DATA SHOWN:
╭──
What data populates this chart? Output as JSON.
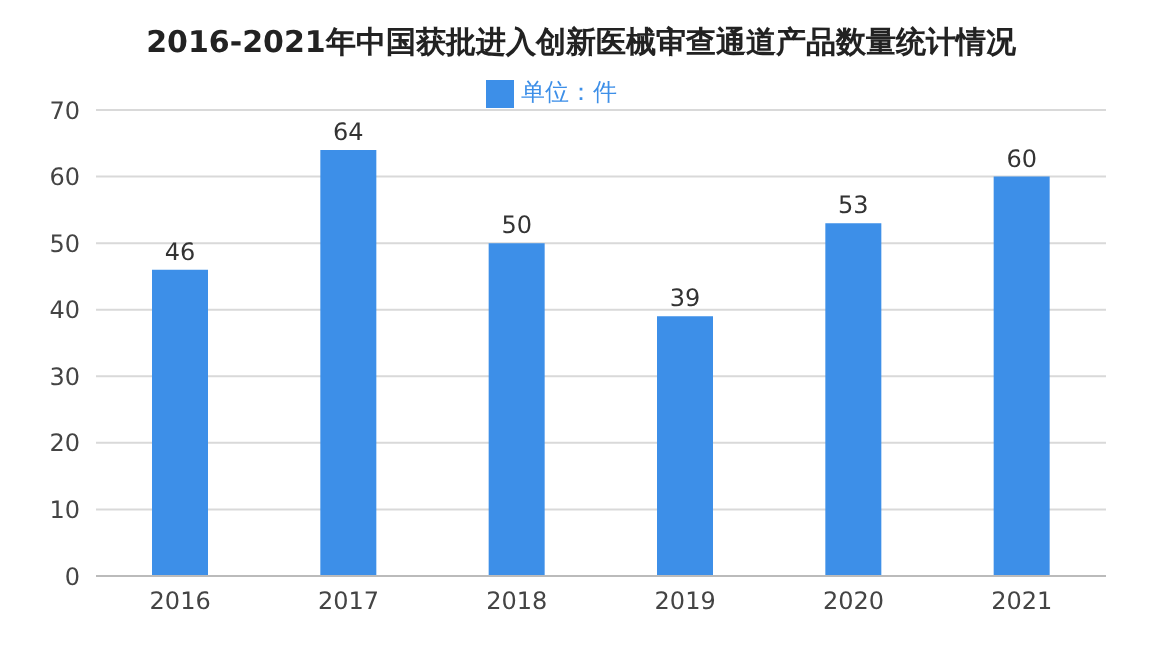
{
  "chart_data": {
    "type": "bar",
    "title": "2016-2021年中国获批进入创新医械审查通道产品数量统计情况",
    "categories": [
      "2016",
      "2017",
      "2018",
      "2019",
      "2020",
      "2021"
    ],
    "series": [
      {
        "name": "单位：件",
        "color": "#3d8fe8",
        "values": [
          46,
          64,
          50,
          39,
          53,
          60
        ]
      }
    ],
    "ylim": [
      0,
      70
    ],
    "yticks": [
      0,
      10,
      20,
      30,
      40,
      50,
      60,
      70
    ],
    "grid": "y",
    "legend": "top",
    "data_labels": true
  }
}
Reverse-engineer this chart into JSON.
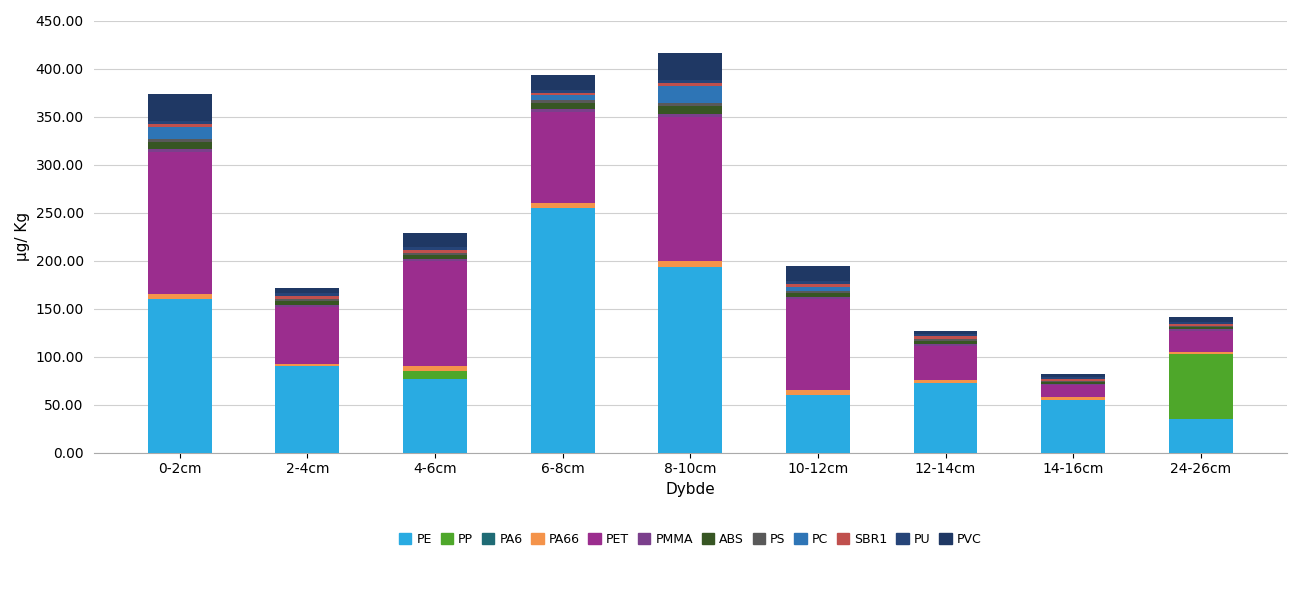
{
  "categories": [
    "0-2cm",
    "2-4cm",
    "4-6cm",
    "6-8cm",
    "8-10cm",
    "10-12cm",
    "12-14cm",
    "14-16cm",
    "24-26cm"
  ],
  "series_names": [
    "PE",
    "PP",
    "PA6",
    "PA66",
    "PET",
    "PMMA",
    "ABS",
    "PS",
    "PC",
    "SBR1",
    "PU",
    "PVC"
  ],
  "values": {
    "PE": [
      160,
      90,
      77,
      255,
      193,
      60,
      73,
      55,
      35
    ],
    "PP": [
      0,
      0,
      8,
      0,
      0,
      0,
      0,
      0,
      68
    ],
    "PA6": [
      0,
      0,
      0,
      0,
      0,
      0,
      0,
      0,
      0
    ],
    "PA66": [
      5,
      2,
      5,
      5,
      7,
      5,
      3,
      3,
      2
    ],
    "PET": [
      148,
      60,
      110,
      95,
      150,
      95,
      35,
      12,
      22
    ],
    "PMMA": [
      3,
      2,
      2,
      3,
      3,
      2,
      2,
      2,
      2
    ],
    "ABS": [
      8,
      4,
      4,
      6,
      8,
      4,
      3,
      2,
      2
    ],
    "PS": [
      3,
      2,
      2,
      3,
      3,
      2,
      2,
      1,
      1
    ],
    "PC": [
      12,
      0,
      0,
      5,
      18,
      5,
      0,
      0,
      0
    ],
    "SBR1": [
      3,
      3,
      3,
      3,
      3,
      3,
      3,
      2,
      2
    ],
    "PU": [
      3,
      3,
      3,
      3,
      3,
      3,
      3,
      2,
      2
    ],
    "PVC": [
      28,
      5,
      15,
      15,
      28,
      15,
      3,
      3,
      5
    ]
  },
  "colors": {
    "PE": "#29ABE2",
    "PP": "#4EA72A",
    "PA6": "#1F6B75",
    "PA66": "#F4934A",
    "PET": "#9B2D8E",
    "PMMA": "#7B3F8C",
    "ABS": "#375623",
    "PS": "#595959",
    "PC": "#2E75B6",
    "SBR1": "#C0504D",
    "PU": "#264478",
    "PVC": "#1F3864"
  },
  "ylabel": "μg/ Kg",
  "xlabel": "Dybde",
  "ylim": [
    0,
    450
  ],
  "yticks": [
    0,
    50,
    100,
    150,
    200,
    250,
    300,
    350,
    400,
    450
  ]
}
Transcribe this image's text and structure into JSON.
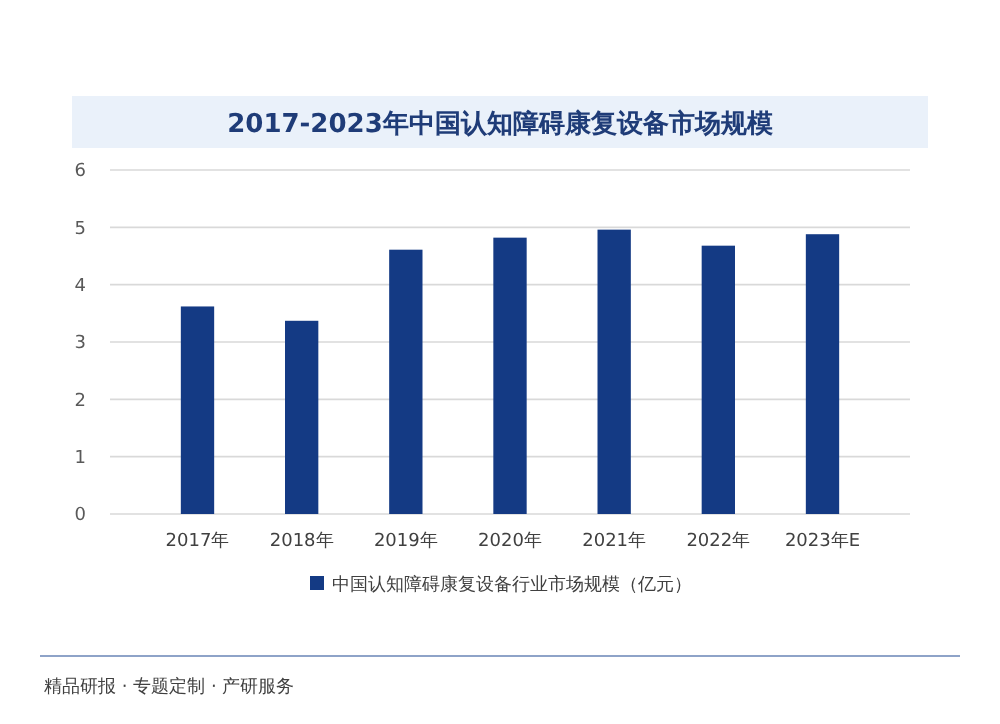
╰──
JOB: Copy out all the data exactly; skip the pictures.

RESPONSE:
What data populates this chart? Output as JSON.
{
  "chart_data": {
    "type": "bar",
    "title": "2016-2021年中国获批进入创新医械审查通道产品数量统计情况",
    "categories": [
      "2016",
      "2017",
      "2018",
      "2019",
      "2020",
      "2021"
    ],
    "series": [
      {
        "name": "单位：件",
        "color": "#3d8fe8",
        "values": [
          46,
          64,
          50,
          39,
          53,
          60
        ]
      }
    ],
    "ylim": [
      0,
      70
    ],
    "yticks": [
      0,
      10,
      20,
      30,
      40,
      50,
      60,
      70
    ],
    "grid": "y",
    "legend": "top",
    "data_labels": true
  }
}
Reverse-engineer this chart into JSON.
{
  "categories": [
    "0-2cm",
    "2-4cm",
    "4-6cm",
    "6-8cm",
    "8-10cm",
    "10-12cm",
    "12-14cm",
    "14-16cm",
    "24-26cm"
  ],
  "series_names": [
    "PE",
    "PP",
    "PA6",
    "PA66",
    "PET",
    "PMMA",
    "ABS",
    "PS",
    "PC",
    "SBR1",
    "PU",
    "PVC"
  ],
  "values": {
    "PE": [
      160,
      90,
      77,
      255,
      193,
      60,
      73,
      55,
      35
    ],
    "PP": [
      0,
      0,
      8,
      0,
      0,
      0,
      0,
      0,
      68
    ],
    "PA6": [
      0,
      0,
      0,
      0,
      0,
      0,
      0,
      0,
      0
    ],
    "PA66": [
      5,
      2,
      5,
      5,
      7,
      5,
      3,
      3,
      2
    ],
    "PET": [
      148,
      60,
      110,
      95,
      150,
      95,
      35,
      12,
      22
    ],
    "PMMA": [
      3,
      2,
      2,
      3,
      3,
      2,
      2,
      2,
      2
    ],
    "ABS": [
      8,
      4,
      4,
      6,
      8,
      4,
      3,
      2,
      2
    ],
    "PS": [
      3,
      2,
      2,
      3,
      3,
      2,
      2,
      1,
      1
    ],
    "PC": [
      12,
      0,
      0,
      5,
      18,
      5,
      0,
      0,
      0
    ],
    "SBR1": [
      3,
      3,
      3,
      3,
      3,
      3,
      3,
      2,
      2
    ],
    "PU": [
      3,
      3,
      3,
      3,
      3,
      3,
      3,
      2,
      2
    ],
    "PVC": [
      28,
      5,
      15,
      15,
      28,
      15,
      3,
      3,
      5
    ]
  },
  "colors": {
    "PE": "#29ABE2",
    "PP": "#4EA72A",
    "PA6": "#1F6B75",
    "PA66": "#F4934A",
    "PET": "#9B2D8E",
    "PMMA": "#7B3F8C",
    "ABS": "#375623",
    "PS": "#595959",
    "PC": "#2E75B6",
    "SBR1": "#C0504D",
    "PU": "#264478",
    "PVC": "#1F3864"
  },
  "ylabel": "μg/ Kg",
  "xlabel": "Dybde",
  "ylim": [
    0,
    450
  ],
  "yticks": [
    0,
    50,
    100,
    150,
    200,
    250,
    300,
    350,
    400,
    450
  ]
}
Transcribe this image's text and structure into JSON.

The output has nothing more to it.